(Dataset records)

╭──

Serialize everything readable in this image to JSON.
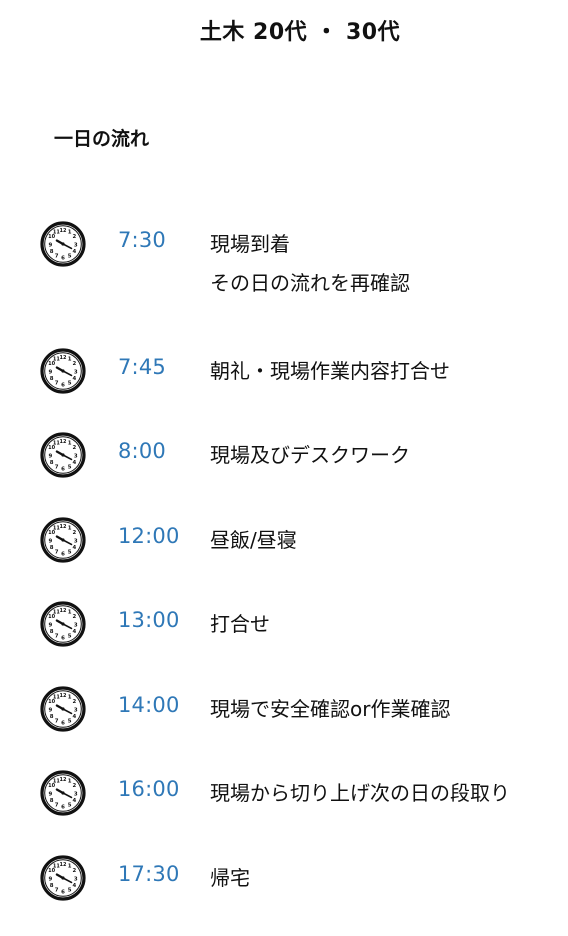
{
  "header": {
    "title": "土木 20代 ・ 30代"
  },
  "section": {
    "title": "一日の流れ"
  },
  "colors": {
    "time_text": "#2f78b7",
    "body_text": "#111111"
  },
  "schedule": [
    {
      "icon": "clock-icon",
      "time": "7:30",
      "lines": [
        "現場到着",
        "その日の流れを再確認"
      ]
    },
    {
      "icon": "clock-icon",
      "time": "7:45",
      "lines": [
        "朝礼・現場作業内容打合せ"
      ]
    },
    {
      "icon": "clock-icon",
      "time": "8:00",
      "lines": [
        "現場及びデスクワーク"
      ]
    },
    {
      "icon": "clock-icon",
      "time": "12:00",
      "lines": [
        "昼飯/昼寝"
      ]
    },
    {
      "icon": "clock-icon",
      "time": "13:00",
      "lines": [
        "打合せ"
      ]
    },
    {
      "icon": "clock-icon",
      "time": "14:00",
      "lines": [
        "現場で安全確認or作業確認"
      ]
    },
    {
      "icon": "clock-icon",
      "time": "16:00",
      "lines": [
        "現場から切り上げ次の日の段取り"
      ]
    },
    {
      "icon": "clock-icon",
      "time": "17:30",
      "lines": [
        "帰宅"
      ]
    }
  ]
}
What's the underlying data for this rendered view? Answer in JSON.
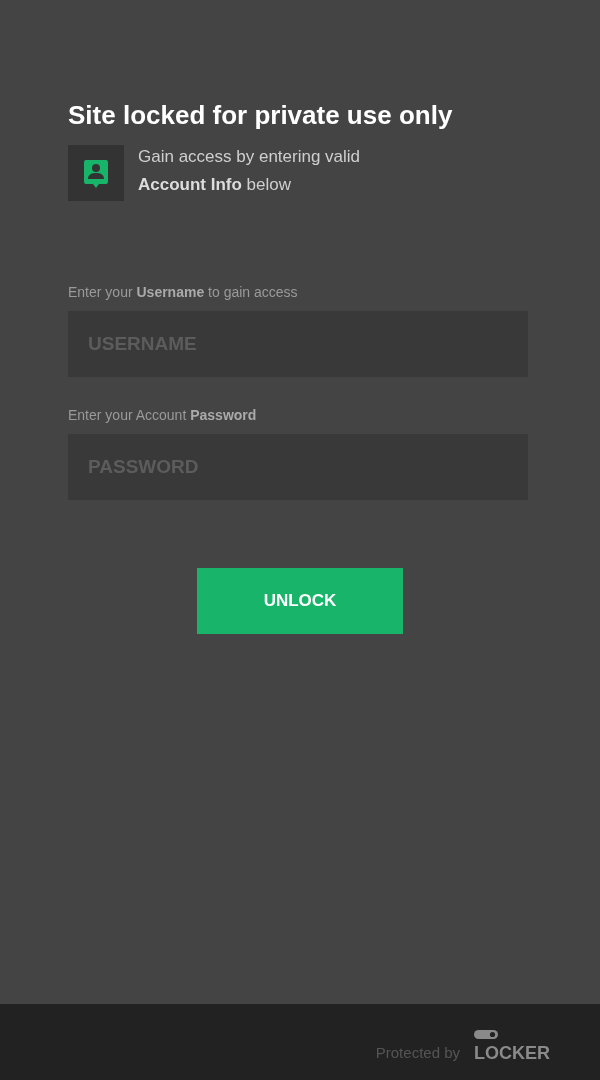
{
  "title": "Site locked for private use only",
  "notice": {
    "text": "Gain access by entering valid\n**Account Info** below"
  },
  "fields": [
    {
      "label": "Enter your **Username** to gain access",
      "placeholder": "USERNAME"
    },
    {
      "label": "Enter your Account **Password**",
      "placeholder": "PASSWORD"
    }
  ],
  "button": {
    "label": "UNLOCK"
  },
  "footer": {
    "text": "Protected by",
    "brand": "LOCKER"
  }
}
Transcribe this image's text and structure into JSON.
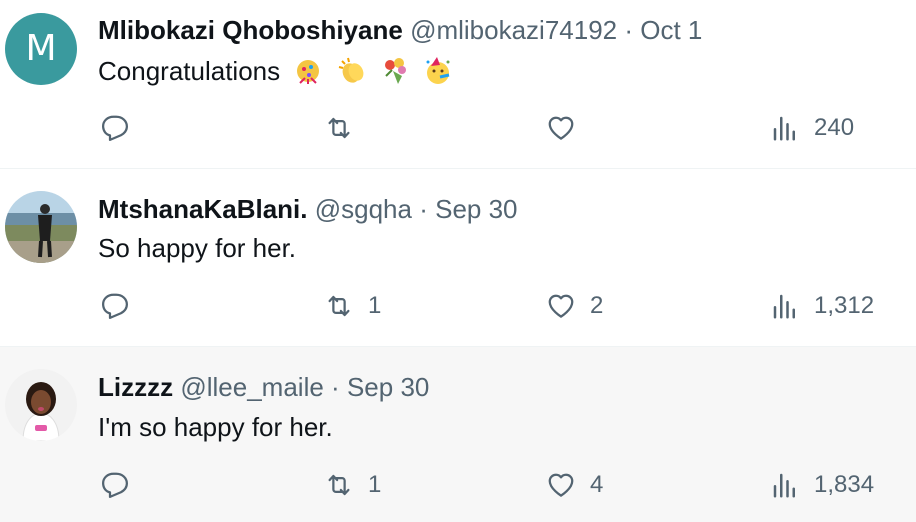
{
  "tweets": [
    {
      "avatar_letter": "M",
      "name": "Mlibokazi Qhoboshiyane",
      "handle": "@mlibokazi74192",
      "date": "Oct 1",
      "text": "Congratulations",
      "emojis": [
        "confetti-icon",
        "clapping-hands-icon",
        "bouquet-icon",
        "party-face-icon"
      ],
      "retweets": "",
      "likes": "",
      "views": "240"
    },
    {
      "name": "MtshanaKaBlani.",
      "handle": "@sgqha",
      "date": "Sep 30",
      "text": "So happy for her.",
      "retweets": "1",
      "likes": "2",
      "views": "1,312"
    },
    {
      "name": "Lizzzz",
      "handle": "@llee_maile",
      "date": "Sep 30",
      "text": "I'm so happy for her.",
      "retweets": "1",
      "likes": "4",
      "views": "1,834"
    }
  ],
  "separator": "·",
  "colors": {
    "text": "#0f1419",
    "secondary": "#536471",
    "avatar_teal": "#3a9a9e",
    "highlight_bg": "#f7f7f7"
  }
}
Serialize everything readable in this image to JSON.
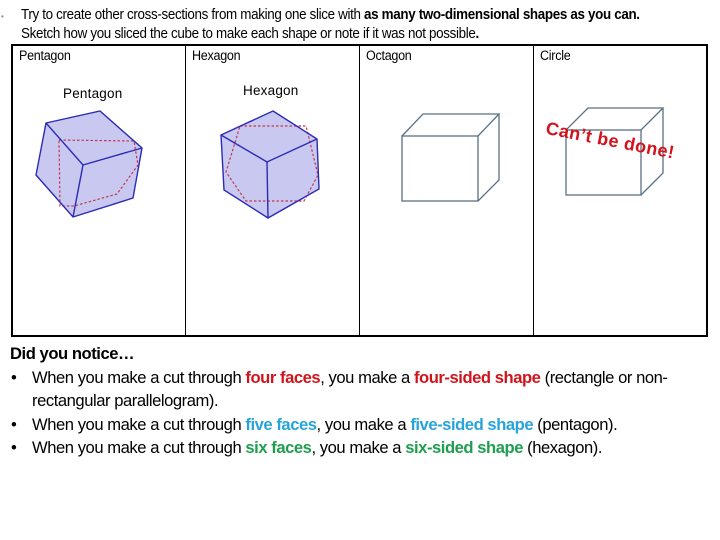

╰──

Extract every line above containing the word "placeholder".

      "placeholder": "USERNAME"
      "placeholder": "PASSWORD"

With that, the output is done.